■ Written problem
For this exercise, repeat all of the material verbatim apart from its images.

-- -- --

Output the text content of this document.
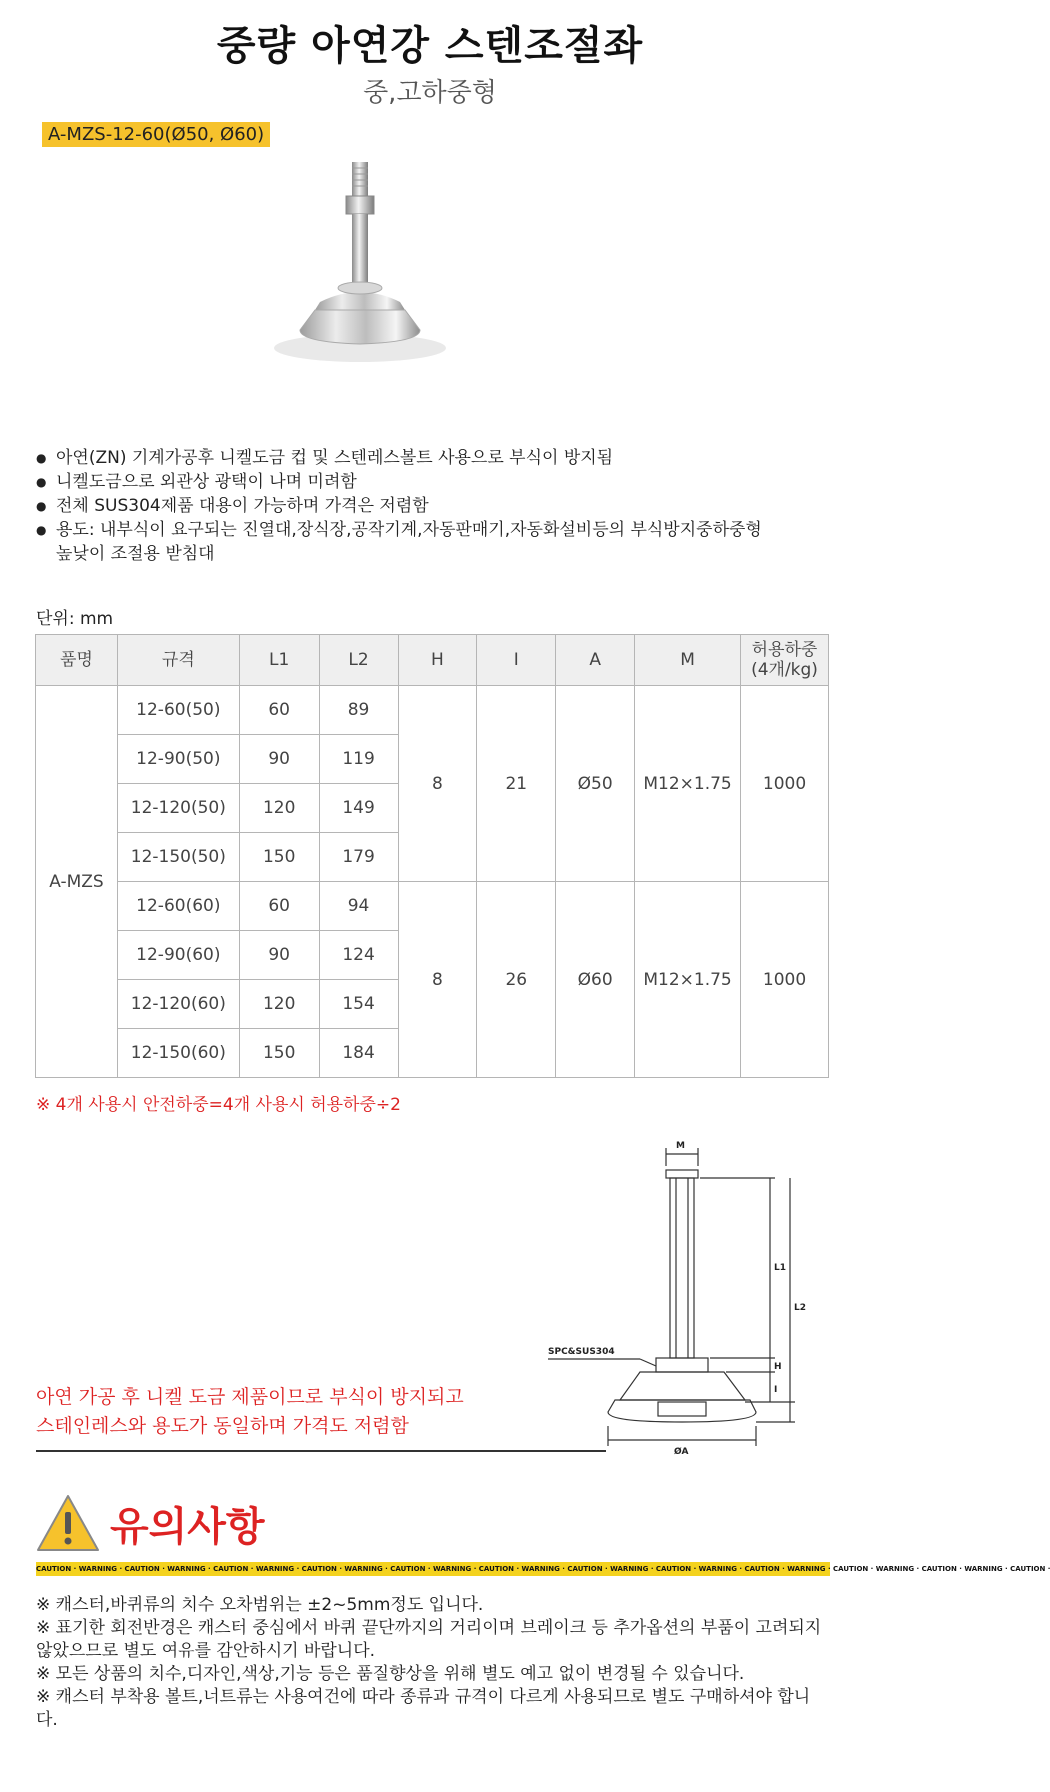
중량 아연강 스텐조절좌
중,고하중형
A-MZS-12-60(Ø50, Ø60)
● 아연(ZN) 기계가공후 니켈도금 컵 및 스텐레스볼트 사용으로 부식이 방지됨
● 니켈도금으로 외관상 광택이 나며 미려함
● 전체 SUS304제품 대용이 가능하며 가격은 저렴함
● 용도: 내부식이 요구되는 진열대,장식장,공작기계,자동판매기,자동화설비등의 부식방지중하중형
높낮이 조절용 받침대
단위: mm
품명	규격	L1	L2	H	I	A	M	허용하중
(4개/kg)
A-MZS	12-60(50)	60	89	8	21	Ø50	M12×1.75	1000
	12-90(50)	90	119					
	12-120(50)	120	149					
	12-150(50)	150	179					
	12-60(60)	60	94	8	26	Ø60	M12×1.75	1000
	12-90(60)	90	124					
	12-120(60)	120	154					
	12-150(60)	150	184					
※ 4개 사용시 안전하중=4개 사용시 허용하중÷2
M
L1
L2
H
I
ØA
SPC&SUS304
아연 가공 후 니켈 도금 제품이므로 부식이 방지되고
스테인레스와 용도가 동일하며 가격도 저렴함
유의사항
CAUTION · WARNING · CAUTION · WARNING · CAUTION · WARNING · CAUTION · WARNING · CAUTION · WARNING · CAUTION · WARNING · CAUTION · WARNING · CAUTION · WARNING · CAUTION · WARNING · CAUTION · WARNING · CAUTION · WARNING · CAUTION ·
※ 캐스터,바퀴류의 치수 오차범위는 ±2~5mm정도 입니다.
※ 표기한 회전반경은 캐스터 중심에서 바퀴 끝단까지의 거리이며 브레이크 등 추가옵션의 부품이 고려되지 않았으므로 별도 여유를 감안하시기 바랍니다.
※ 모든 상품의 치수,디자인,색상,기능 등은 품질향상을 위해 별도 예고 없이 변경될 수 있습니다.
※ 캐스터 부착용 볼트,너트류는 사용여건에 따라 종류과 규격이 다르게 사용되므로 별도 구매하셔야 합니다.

-- -- --

■ Output
Output the text content of this document.
중량 아연강 스텐조절좌
중,고하중형
A-MZS-12-60(Ø50, Ø60)
● 아연(ZN) 기계가공후 니켈도금 컵 및 스텐레스볼트 사용으로 부식이 방지됨
● 니켈도금으로 외관상 광택이 나며 미려함
● 전체 SUS304제품 대용이 가능하며 가격은 저렴함
● 용도: 내부식이 요구되는 진열대,장식장,공작기계,자동판매기,자동화설비등의 부식방지중하중형
높낮이 조절용 받침대
단위: mm
품명	규격	L1	L2	H	I	A	M	허용하중
(4개/kg)
A-MZS	12-60(50)	60	89	8	21	Ø50	M12×1.75	1000
	12-90(50)	90	119					
	12-120(50)	120	149					
	12-150(50)	150	179					
	12-60(60)	60	94	8	26	Ø60	M12×1.75	1000
	12-90(60)	90	124					
	12-120(60)	120	154					
	12-150(60)	150	184					
※ 4개 사용시 안전하중=4개 사용시 허용하중÷2
M
L1
L2
H
I
ØA
SPC&SUS304
아연 가공 후 니켈 도금 제품이므로 부식이 방지되고
스테인레스와 용도가 동일하며 가격도 저렴함
유의사항
CAUTION · WARNING · CAUTION · WARNING · CAUTION · WARNING · CAUTION · WARNING · CAUTION · WARNING · CAUTION · WARNING · CAUTION · WARNING · CAUTION · WARNING · CAUTION · WARNING · CAUTION · WARNING · CAUTION · WARNING · CAUTION ·
※ 캐스터,바퀴류의 치수 오차범위는 ±2~5mm정도 입니다.
※ 표기한 회전반경은 캐스터 중심에서 바퀴 끝단까지의 거리이며 브레이크 등 추가옵션의 부품이 고려되지 않았으므로 별도 여유를 감안하시기 바랍니다.
※ 모든 상품의 치수,디자인,색상,기능 등은 품질향상을 위해 별도 예고 없이 변경될 수 있습니다.
※ 캐스터 부착용 볼트,너트류는 사용여건에 따라 종류과 규격이 다르게 사용되므로 별도 구매하셔야 합니다.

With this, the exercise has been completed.